STATED GOAL:
Repeat the listing in full, exactly as it stands.

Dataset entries
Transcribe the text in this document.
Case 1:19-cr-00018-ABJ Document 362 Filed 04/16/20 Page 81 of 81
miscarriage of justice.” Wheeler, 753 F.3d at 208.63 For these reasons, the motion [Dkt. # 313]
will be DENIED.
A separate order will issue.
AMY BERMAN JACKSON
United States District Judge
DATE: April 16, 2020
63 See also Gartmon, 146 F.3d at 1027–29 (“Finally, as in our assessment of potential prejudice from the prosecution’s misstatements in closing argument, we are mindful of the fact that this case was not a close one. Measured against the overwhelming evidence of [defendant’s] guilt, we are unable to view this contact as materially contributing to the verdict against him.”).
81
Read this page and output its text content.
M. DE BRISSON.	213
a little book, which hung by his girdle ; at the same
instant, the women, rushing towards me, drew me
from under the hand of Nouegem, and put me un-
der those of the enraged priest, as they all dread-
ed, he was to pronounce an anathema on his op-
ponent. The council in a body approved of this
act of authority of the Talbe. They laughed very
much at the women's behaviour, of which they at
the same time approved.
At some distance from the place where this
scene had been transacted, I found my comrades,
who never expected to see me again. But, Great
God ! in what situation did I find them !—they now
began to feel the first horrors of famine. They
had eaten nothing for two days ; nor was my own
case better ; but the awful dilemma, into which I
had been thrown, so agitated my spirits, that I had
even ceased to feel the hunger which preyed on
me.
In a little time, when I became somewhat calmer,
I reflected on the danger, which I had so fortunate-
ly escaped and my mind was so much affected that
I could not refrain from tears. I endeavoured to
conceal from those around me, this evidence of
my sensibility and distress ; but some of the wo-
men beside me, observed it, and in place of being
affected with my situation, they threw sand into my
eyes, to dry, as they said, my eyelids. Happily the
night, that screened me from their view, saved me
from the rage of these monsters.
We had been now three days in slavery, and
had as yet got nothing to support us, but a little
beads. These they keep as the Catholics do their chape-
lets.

TASK RESPONSE:
Transcribe the text in this document.
Case 1:19-cr-00018-ABJ Document 362 Filed 04/16/20 Page 81 of 81
miscarriage of justice.” Wheeler, 753 F.3d at 208.63 For these reasons, the motion [Dkt. # 313]
will be DENIED.
A separate order will issue.
AMY BERMAN JACKSON
United States District Judge
DATE: April 16, 2020
63 See also Gartmon, 146 F.3d at 1027–29 (“Finally, as in our assessment of potential prejudice from the prosecution’s misstatements in closing argument, we are mindful of the fact that this case was not a close one. Measured against the overwhelming evidence of [defendant’s] guilt, we are unable to view this contact as materially contributing to the verdict against him.”).
81
Read this page and output its text content.
M. DE BRISSON.	213
a little book, which hung by his girdle ; at the same
instant, the women, rushing towards me, drew me
from under the hand of Nouegem, and put me un-
der those of the enraged priest, as they all dread-
ed, he was to pronounce an anathema on his op-
ponent. The council in a body approved of this
act of authority of the Talbe. They laughed very
much at the women's behaviour, of which they at
the same time approved.
At some distance from the place where this
scene had been transacted, I found my comrades,
who never expected to see me again. But, Great
God ! in what situation did I find them !—they now
began to feel the first horrors of famine. They
had eaten nothing for two days ; nor was my own
case better ; but the awful dilemma, into which I
had been thrown, so agitated my spirits, that I had
even ceased to feel the hunger which preyed on
me.
In a little time, when I became somewhat calmer,
I reflected on the danger, which I had so fortunate-
ly escaped and my mind was so much affected that
I could not refrain from tears. I endeavoured to
conceal from those around me, this evidence of
my sensibility and distress ; but some of the wo-
men beside me, observed it, and in place of being
affected with my situation, they threw sand into my
eyes, to dry, as they said, my eyelids. Happily the
night, that screened me from their view, saved me
from the rage of these monsters.
We had been now three days in slavery, and
had as yet got nothing to support us, but a little
beads. These they keep as the Catholics do their chape-
lets.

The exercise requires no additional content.